_What you should do_
Every record must be transcribed in its entirety, apart from the images, which are to be omitted.

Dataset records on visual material
· · ·

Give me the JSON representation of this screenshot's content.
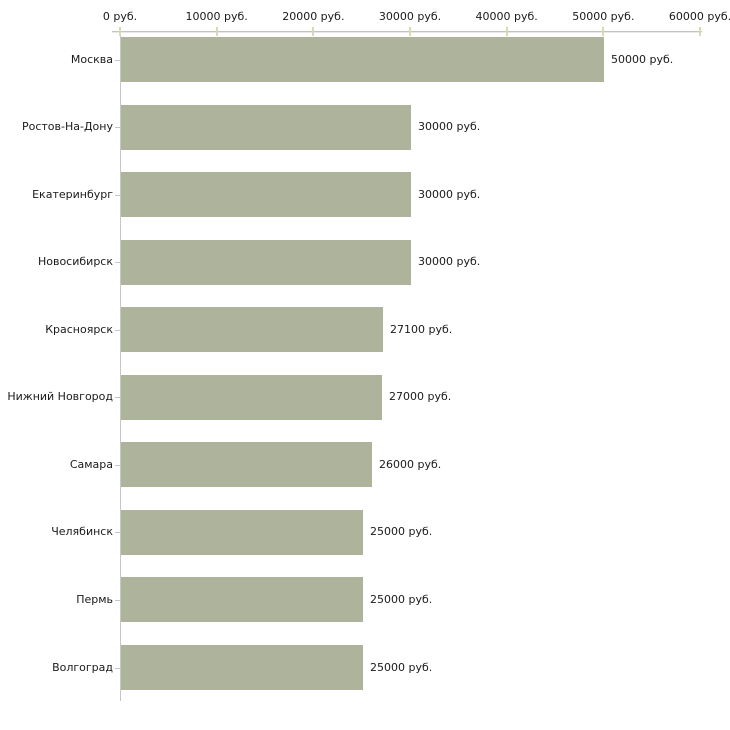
{
  "chart_data": {
    "type": "bar",
    "orientation": "horizontal",
    "title": "",
    "xlabel": "",
    "ylabel": "",
    "categories": [
      "Москва",
      "Ростов-На-Дону",
      "Екатеринбург",
      "Новосибирск",
      "Красноярск",
      "Нижний Новгород",
      "Самара",
      "Челябинск",
      "Пермь",
      "Волгоград"
    ],
    "values": [
      50000,
      30000,
      30000,
      30000,
      27100,
      27000,
      26000,
      25000,
      25000,
      25000
    ],
    "value_labels": [
      "50000 руб.",
      "30000 руб.",
      "30000 руб.",
      "30000 руб.",
      "27100 руб.",
      "27000 руб.",
      "26000 руб.",
      "25000 руб.",
      "25000 руб.",
      "25000 руб."
    ],
    "x_ticks": [
      0,
      10000,
      20000,
      30000,
      40000,
      50000,
      60000
    ],
    "x_tick_labels": [
      "0 руб.",
      "10000 руб.",
      "20000 руб.",
      "30000 руб.",
      "40000 руб.",
      "50000 руб.",
      "60000 руб."
    ],
    "xlim": [
      0,
      60000
    ],
    "axis_position": "top",
    "grid": false,
    "legend": null,
    "colors": {
      "bar": "#adb49b",
      "axis": "#c2c2c2",
      "tick": "#d9dab3",
      "text": "#1a1a1a",
      "background": "#ffffff"
    }
  }
}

· · ·

_Expected answer_
Give me the JSON representation of this screenshot's content.
{
  "chart_data": {
    "type": "bar",
    "orientation": "horizontal",
    "title": "",
    "xlabel": "",
    "ylabel": "",
    "categories": [
      "Москва",
      "Ростов-На-Дону",
      "Екатеринбург",
      "Новосибирск",
      "Красноярск",
      "Нижний Новгород",
      "Самара",
      "Челябинск",
      "Пермь",
      "Волгоград"
    ],
    "values": [
      50000,
      30000,
      30000,
      30000,
      27100,
      27000,
      26000,
      25000,
      25000,
      25000
    ],
    "value_labels": [
      "50000 руб.",
      "30000 руб.",
      "30000 руб.",
      "30000 руб.",
      "27100 руб.",
      "27000 руб.",
      "26000 руб.",
      "25000 руб.",
      "25000 руб.",
      "25000 руб."
    ],
    "x_ticks": [
      0,
      10000,
      20000,
      30000,
      40000,
      50000,
      60000
    ],
    "x_tick_labels": [
      "0 руб.",
      "10000 руб.",
      "20000 руб.",
      "30000 руб.",
      "40000 руб.",
      "50000 руб.",
      "60000 руб."
    ],
    "xlim": [
      0,
      60000
    ],
    "axis_position": "top",
    "grid": false,
    "legend": null,
    "colors": {
      "bar": "#adb49b",
      "axis": "#c2c2c2",
      "tick": "#d9dab3",
      "text": "#1a1a1a",
      "background": "#ffffff"
    }
  }
}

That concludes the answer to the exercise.